_Stored data_.
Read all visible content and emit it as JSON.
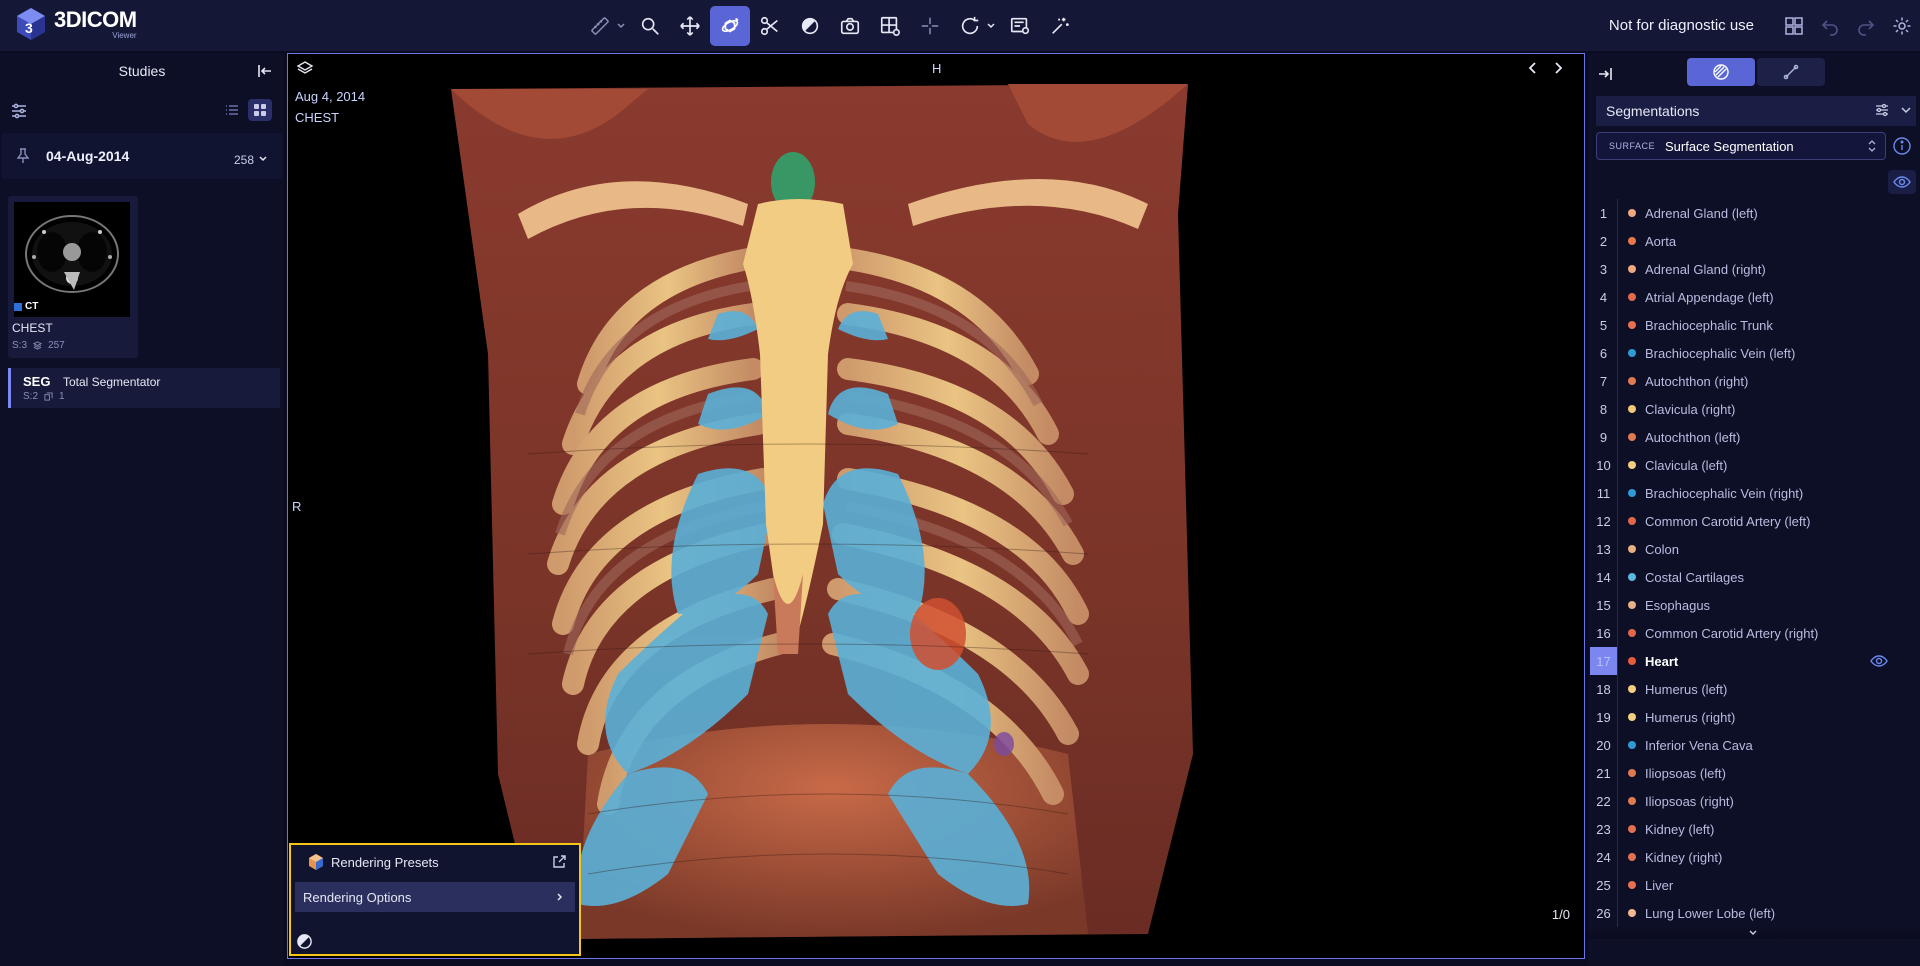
{
  "app": {
    "name": "3DICOM",
    "subtitle": "Viewer"
  },
  "topbar": {
    "disclaimer": "Not for diagnostic use",
    "tools": [
      {
        "icon": "ruler-icon"
      },
      {
        "icon": "zoom-icon"
      },
      {
        "icon": "pan-icon"
      },
      {
        "icon": "rotate-3d-icon",
        "active": true
      },
      {
        "icon": "scissors-icon"
      },
      {
        "icon": "contrast-icon"
      },
      {
        "icon": "camera-icon"
      },
      {
        "icon": "grid-settings-icon"
      },
      {
        "icon": "crosshair-icon"
      },
      {
        "icon": "reset-icon"
      },
      {
        "icon": "report-icon"
      },
      {
        "icon": "magic-icon"
      }
    ]
  },
  "left_panel": {
    "title": "Studies",
    "date_group": {
      "date": "04-Aug-2014",
      "count": "258"
    },
    "series": {
      "modality": "CT",
      "name": "CHEST",
      "series_label": "S:3",
      "image_count": "257"
    },
    "segmentation": {
      "tag": "SEG",
      "name": "Total Segmentator",
      "series_label": "S:2",
      "count": "1"
    }
  },
  "viewport": {
    "date": "Aug 4, 2014",
    "study": "CHEST",
    "orientation_top": "H",
    "orientation_left": "R",
    "counter": "1/0",
    "menu": {
      "presets_label": "Rendering Presets",
      "options_label": "Rendering Options"
    }
  },
  "right_panel": {
    "header": "Segmentations",
    "select_tag": "SURFACE",
    "select_value": "Surface Segmentation",
    "selected_index": 17,
    "segments": [
      {
        "num": "1",
        "label": "Adrenal Gland (left)",
        "color": "#f0a880"
      },
      {
        "num": "2",
        "label": "Aorta",
        "color": "#e8784a"
      },
      {
        "num": "3",
        "label": "Adrenal Gland (right)",
        "color": "#f0a880"
      },
      {
        "num": "4",
        "label": "Atrial Appendage (left)",
        "color": "#e06a4a"
      },
      {
        "num": "5",
        "label": "Brachiocephalic Trunk",
        "color": "#e87050"
      },
      {
        "num": "6",
        "label": "Brachiocephalic Vein (left)",
        "color": "#2e9ad6"
      },
      {
        "num": "7",
        "label": "Autochthon (right)",
        "color": "#e07a50"
      },
      {
        "num": "8",
        "label": "Clavicula (right)",
        "color": "#f2c878"
      },
      {
        "num": "9",
        "label": "Autochthon (left)",
        "color": "#e07a50"
      },
      {
        "num": "10",
        "label": "Clavicula (left)",
        "color": "#f2d080"
      },
      {
        "num": "11",
        "label": "Brachiocephalic Vein (right)",
        "color": "#2e9ad6"
      },
      {
        "num": "12",
        "label": "Common Carotid Artery (left)",
        "color": "#e06848"
      },
      {
        "num": "13",
        "label": "Colon",
        "color": "#e8b080"
      },
      {
        "num": "14",
        "label": "Costal Cartilages",
        "color": "#5ab8e0"
      },
      {
        "num": "15",
        "label": "Esophagus",
        "color": "#e8b088"
      },
      {
        "num": "16",
        "label": "Common Carotid Artery (right)",
        "color": "#e06848"
      },
      {
        "num": "17",
        "label": "Heart",
        "color": "#e85a3c"
      },
      {
        "num": "18",
        "label": "Humerus (left)",
        "color": "#f2d080"
      },
      {
        "num": "19",
        "label": "Humerus (right)",
        "color": "#f2d080"
      },
      {
        "num": "20",
        "label": "Inferior Vena Cava",
        "color": "#2e9ad6"
      },
      {
        "num": "21",
        "label": "Iliopsoas (left)",
        "color": "#e07a50"
      },
      {
        "num": "22",
        "label": "Iliopsoas (right)",
        "color": "#e07a50"
      },
      {
        "num": "23",
        "label": "Kidney (left)",
        "color": "#e07050"
      },
      {
        "num": "24",
        "label": "Kidney (right)",
        "color": "#e07050"
      },
      {
        "num": "25",
        "label": "Liver",
        "color": "#e87050"
      },
      {
        "num": "26",
        "label": "Lung Lower Lobe (left)",
        "color": "#f0b890"
      }
    ]
  }
}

_Challenge_.
Quote the preceding listing precisely and completely, omitting its images.

_The result_.
Read all visible content and emit it as JSON.
{
  "app": {
    "name": "3DICOM",
    "subtitle": "Viewer"
  },
  "topbar": {
    "disclaimer": "Not for diagnostic use",
    "tools": [
      {
        "icon": "ruler-icon"
      },
      {
        "icon": "zoom-icon"
      },
      {
        "icon": "pan-icon"
      },
      {
        "icon": "rotate-3d-icon",
        "active": true
      },
      {
        "icon": "scissors-icon"
      },
      {
        "icon": "contrast-icon"
      },
      {
        "icon": "camera-icon"
      },
      {
        "icon": "grid-settings-icon"
      },
      {
        "icon": "crosshair-icon"
      },
      {
        "icon": "reset-icon"
      },
      {
        "icon": "report-icon"
      },
      {
        "icon": "magic-icon"
      }
    ]
  },
  "left_panel": {
    "title": "Studies",
    "date_group": {
      "date": "04-Aug-2014",
      "count": "258"
    },
    "series": {
      "modality": "CT",
      "name": "CHEST",
      "series_label": "S:3",
      "image_count": "257"
    },
    "segmentation": {
      "tag": "SEG",
      "name": "Total Segmentator",
      "series_label": "S:2",
      "count": "1"
    }
  },
  "viewport": {
    "date": "Aug 4, 2014",
    "study": "CHEST",
    "orientation_top": "H",
    "orientation_left": "R",
    "counter": "1/0",
    "menu": {
      "presets_label": "Rendering Presets",
      "options_label": "Rendering Options"
    }
  },
  "right_panel": {
    "header": "Segmentations",
    "select_tag": "SURFACE",
    "select_value": "Surface Segmentation",
    "selected_index": 17,
    "segments": [
      {
        "num": "1",
        "label": "Adrenal Gland (left)",
        "color": "#f0a880"
      },
      {
        "num": "2",
        "label": "Aorta",
        "color": "#e8784a"
      },
      {
        "num": "3",
        "label": "Adrenal Gland (right)",
        "color": "#f0a880"
      },
      {
        "num": "4",
        "label": "Atrial Appendage (left)",
        "color": "#e06a4a"
      },
      {
        "num": "5",
        "label": "Brachiocephalic Trunk",
        "color": "#e87050"
      },
      {
        "num": "6",
        "label": "Brachiocephalic Vein (left)",
        "color": "#2e9ad6"
      },
      {
        "num": "7",
        "label": "Autochthon (right)",
        "color": "#e07a50"
      },
      {
        "num": "8",
        "label": "Clavicula (right)",
        "color": "#f2c878"
      },
      {
        "num": "9",
        "label": "Autochthon (left)",
        "color": "#e07a50"
      },
      {
        "num": "10",
        "label": "Clavicula (left)",
        "color": "#f2d080"
      },
      {
        "num": "11",
        "label": "Brachiocephalic Vein (right)",
        "color": "#2e9ad6"
      },
      {
        "num": "12",
        "label": "Common Carotid Artery (left)",
        "color": "#e06848"
      },
      {
        "num": "13",
        "label": "Colon",
        "color": "#e8b080"
      },
      {
        "num": "14",
        "label": "Costal Cartilages",
        "color": "#5ab8e0"
      },
      {
        "num": "15",
        "label": "Esophagus",
        "color": "#e8b088"
      },
      {
        "num": "16",
        "label": "Common Carotid Artery (right)",
        "color": "#e06848"
      },
      {
        "num": "17",
        "label": "Heart",
        "color": "#e85a3c"
      },
      {
        "num": "18",
        "label": "Humerus (left)",
        "color": "#f2d080"
      },
      {
        "num": "19",
        "label": "Humerus (right)",
        "color": "#f2d080"
      },
      {
        "num": "20",
        "label": "Inferior Vena Cava",
        "color": "#2e9ad6"
      },
      {
        "num": "21",
        "label": "Iliopsoas (left)",
        "color": "#e07a50"
      },
      {
        "num": "22",
        "label": "Iliopsoas (right)",
        "color": "#e07a50"
      },
      {
        "num": "23",
        "label": "Kidney (left)",
        "color": "#e07050"
      },
      {
        "num": "24",
        "label": "Kidney (right)",
        "color": "#e07050"
      },
      {
        "num": "25",
        "label": "Liver",
        "color": "#e87050"
      },
      {
        "num": "26",
        "label": "Lung Lower Lobe (left)",
        "color": "#f0b890"
      }
    ]
  }
}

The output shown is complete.